> **Stated exercise**: Copy all of the material word for word, except for the pictures.

(Figure data in JSON)
_ _ _

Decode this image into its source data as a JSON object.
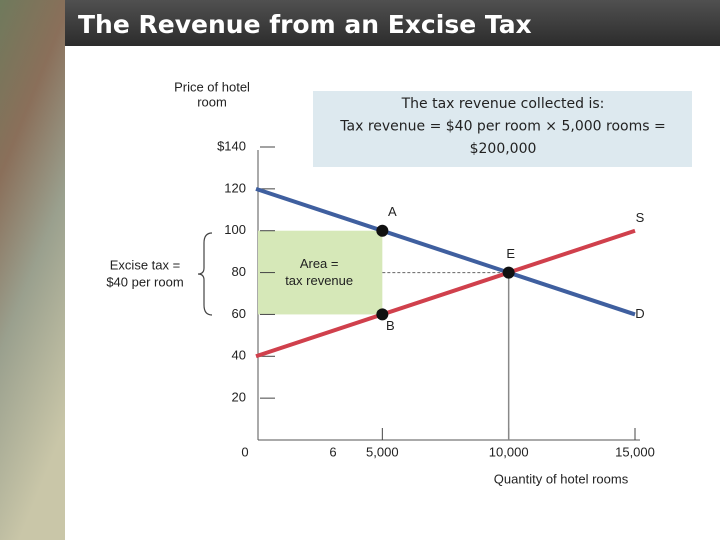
{
  "chart_data": {
    "type": "line",
    "title": "The Revenue from an Excise Tax",
    "y_label": [
      "Price of hotel",
      "room"
    ],
    "x_label": "Quantity of hotel rooms",
    "xlim": [
      0,
      15000
    ],
    "ylim": [
      0,
      140
    ],
    "xticks": [
      0,
      {
        "value": 5000,
        "label": "5,000"
      },
      {
        "value": 10000,
        "label": "10,000"
      },
      {
        "value": 15000,
        "label": "15,000"
      }
    ],
    "yticks": [
      20,
      40,
      60,
      80,
      100,
      120,
      {
        "value": 140,
        "label": "$140"
      }
    ],
    "series": [
      {
        "name": "D",
        "color": "#3f5f9f",
        "x": [
          0,
          15000
        ],
        "values": [
          120,
          60
        ]
      },
      {
        "name": "S",
        "color": "#d0404c",
        "x": [
          0,
          15000
        ],
        "values": [
          40,
          100
        ]
      }
    ],
    "points": [
      {
        "label": "A",
        "x": 5000,
        "y": 100
      },
      {
        "label": "B",
        "x": 5000,
        "y": 60
      },
      {
        "label": "E",
        "x": 10000,
        "y": 80
      }
    ],
    "tax_area": {
      "label": [
        "Area =",
        "tax revenue"
      ],
      "x": [
        0,
        5000
      ],
      "y": [
        60,
        100
      ],
      "color": "#d6e8b8"
    },
    "tax_label": [
      "Excise tax =",
      "$40 per room"
    ],
    "revenue_box": [
      "The tax revenue collected is:",
      "Tax revenue = $40 per room × 5,000 rooms =",
      "$200,000"
    ],
    "stray_label": "6"
  }
}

_ _ _

> **Solution**:
Decode this image into its source data as a JSON object.
{
  "chart_data": {
    "type": "line",
    "title": "The Revenue from an Excise Tax",
    "y_label": [
      "Price of hotel",
      "room"
    ],
    "x_label": "Quantity of hotel rooms",
    "xlim": [
      0,
      15000
    ],
    "ylim": [
      0,
      140
    ],
    "xticks": [
      0,
      {
        "value": 5000,
        "label": "5,000"
      },
      {
        "value": 10000,
        "label": "10,000"
      },
      {
        "value": 15000,
        "label": "15,000"
      }
    ],
    "yticks": [
      20,
      40,
      60,
      80,
      100,
      120,
      {
        "value": 140,
        "label": "$140"
      }
    ],
    "series": [
      {
        "name": "D",
        "color": "#3f5f9f",
        "x": [
          0,
          15000
        ],
        "values": [
          120,
          60
        ]
      },
      {
        "name": "S",
        "color": "#d0404c",
        "x": [
          0,
          15000
        ],
        "values": [
          40,
          100
        ]
      }
    ],
    "points": [
      {
        "label": "A",
        "x": 5000,
        "y": 100
      },
      {
        "label": "B",
        "x": 5000,
        "y": 60
      },
      {
        "label": "E",
        "x": 10000,
        "y": 80
      }
    ],
    "tax_area": {
      "label": [
        "Area =",
        "tax revenue"
      ],
      "x": [
        0,
        5000
      ],
      "y": [
        60,
        100
      ],
      "color": "#d6e8b8"
    },
    "tax_label": [
      "Excise tax =",
      "$40 per room"
    ],
    "revenue_box": [
      "The tax revenue collected is:",
      "Tax revenue = $40 per room × 5,000 rooms =",
      "$200,000"
    ],
    "stray_label": "6"
  }
}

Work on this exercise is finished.